Required task 1:
Answer these questions about the passage on cloud storage and jurisdiction, one answer per line:
(a) Which cloud services besides Google Drive does it name?
(b) According to the quoted Google terms, where may Google transfer, store and process Customer Data?
(c) Who does it say denies there is a problem?
Required task 2: Summarize the passage on cloud storage and jurisdiction in two sentences.
Required task 3: Reproduce the part of the passage on cloud storage and jurisdiction starting at "Because all of" and ending at "the damn point.".

Selection:
--------
But what happens when a European citizen, or non-U.S. citizen, uploads sensitive data or personal information --- or even those photos from a family vacation a few months back --- to a service where its datacenters are outside of your own legal jurisdiction?

Whose laws apply, and do you have any legal protection while your files are stored in a U.S. server, as you sit at your office desk in London or Brussels, or Sydney or Tokyo?

Don't think for one minute this problem is limited to Google Drive. Just like any other cloud service, such as Dropbox, Microsoft's SkyDrive, or Box.net, which is hosted within the United States --- even if it has European or non-U.S. datacenters --- where your documents actually reside remains an important and contentious topic.

This isn't new. U.S. law allows law enforcement to search until they are blue in the face. It's just the way it goes, and has been the case for over a decade at least. The UK authorities are the same, and so are the Germans, the Australians, and most other economically developed countries in the world.

But because the technology world revolves around Silicon Valley based companies, we are more concerned and focused on U.S. law, as it's the only one that really applies.

In the case of Google Drive, the search giant makes it clear that it can transfer your data outside Europe to the U.S. for any purpose:

"As part of providing the Services, Google may transfer, store and process Customer Data in the United States or any other country in which Google or its agents maintain facilities. By using the Services, Customer consents to this transfer, processing and storage of Customer Data."

Because all of these companies are U.S.-based, they have to comply with the laws of the United States, but also comply with foreign laws in some cases --- such as the European Union --- particularly if the company markets itself as an international company, or targets users outside the United States.

With this, a conflict emerges. Whose law should the company follow if there is a conflict? If Europe says, "you can't take data outside of your European datacenter," but the U.S. government requests a users' files in that datacenter, there is a problem that frankly nobody knows the answer to.

Not yet. Despite it reaching the European Parliament, the Commission denies there is a problem, but has stonewalled its own Parliament over questions, and continues to miss the damn point.
--------
Data provided:
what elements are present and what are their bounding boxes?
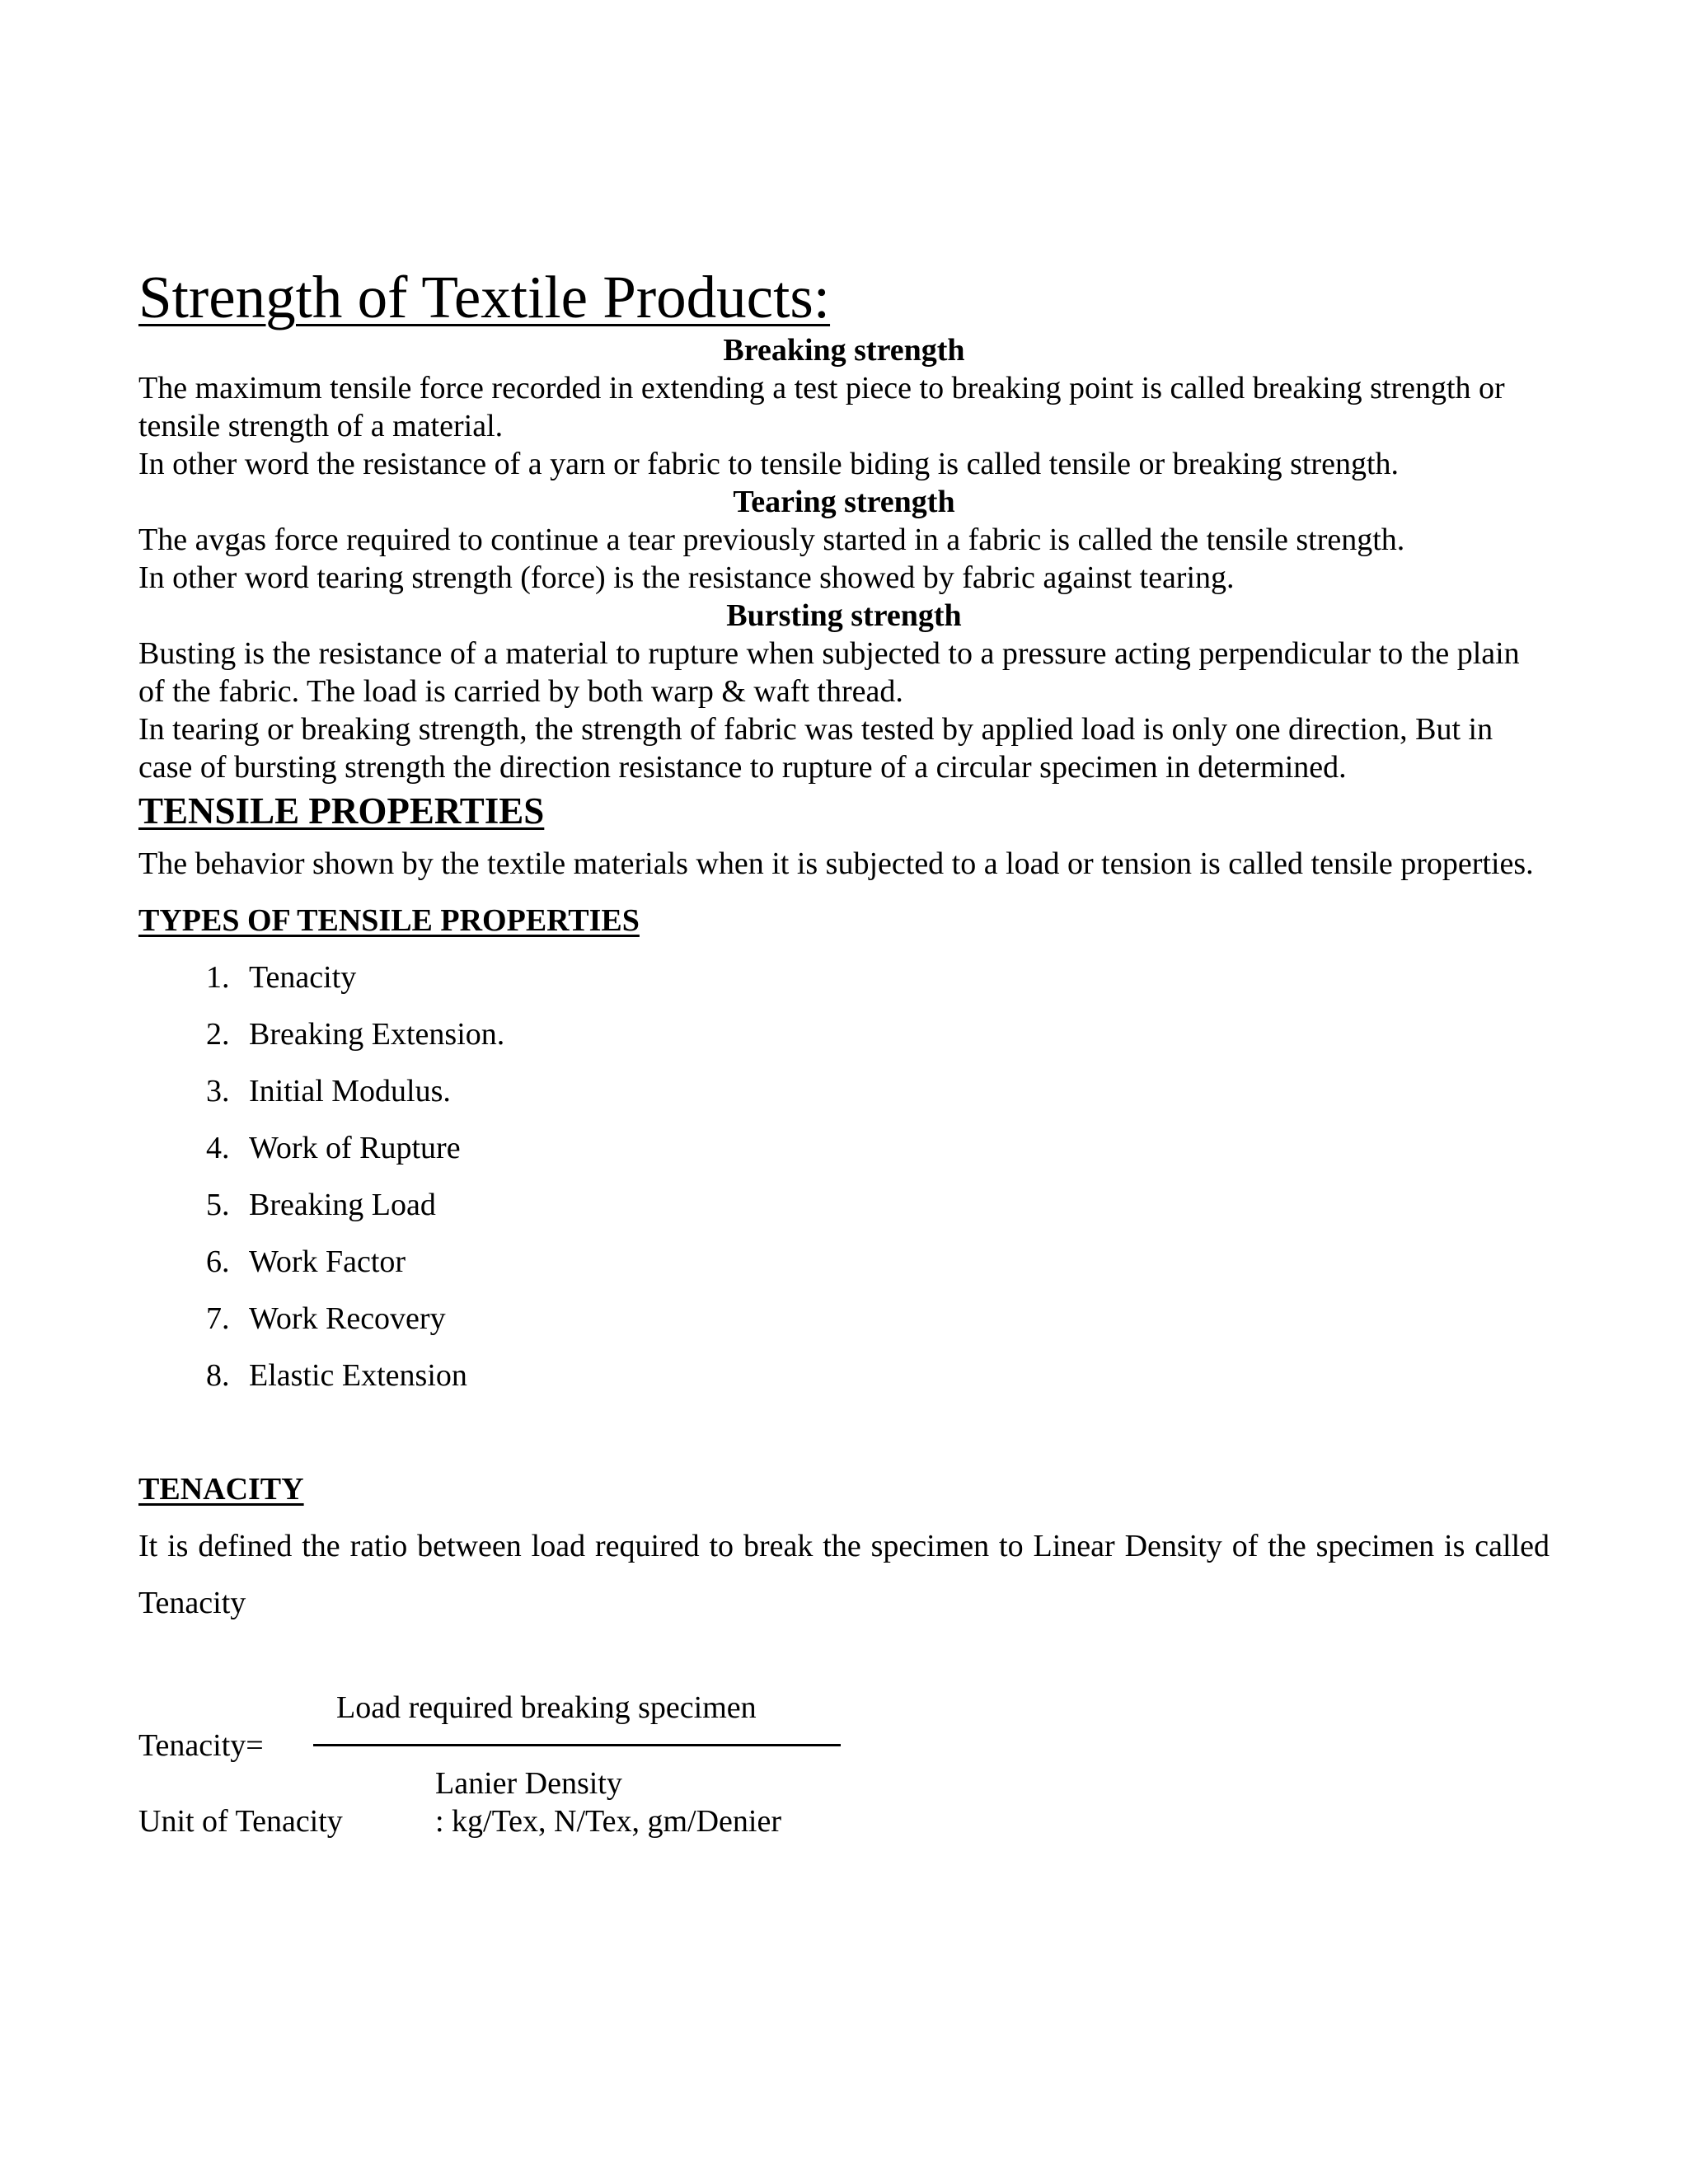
--------
Task result 1:
(a) Dropbox, Microsoft's SkyDrive and Box.net.
(b) In the United States or any other country in which Google or its agents maintain facilities.
(c) The Commission.

Task result 2: Files that non-U.S. users upload to U.S.-based cloud services such as Google Drive may be stored in datacenters outside their own legal jurisdiction, and Google's terms allow it to transfer Customer Data to the United States or other countries where it maintains facilities. Because these companies must follow U.S. law and, in some cases, foreign laws such as those of the European Union, a conflict arises that nobody yet knows how to resolve, while the Commission denies there is a problem.

Task result 3:
Because all of these companies are U.S.-based, they have to comply with the laws of the United States, but also comply with foreign laws in some cases --- such as the European Union --- particularly if the company markets itself as an international company, or targets users outside the United States.

With this, a conflict emerges. Whose law should the company follow if there is a conflict? If Europe says, "you can't take data outside of your European datacenter," but the U.S. government requests a users' files in that datacenter, there is a problem that frankly nobody knows the answer to.

Not yet. Despite it reaching the European Parliament, the Commission denies there is a problem, but has stonewalled its own Parliament over questions, and continues to miss the damn point.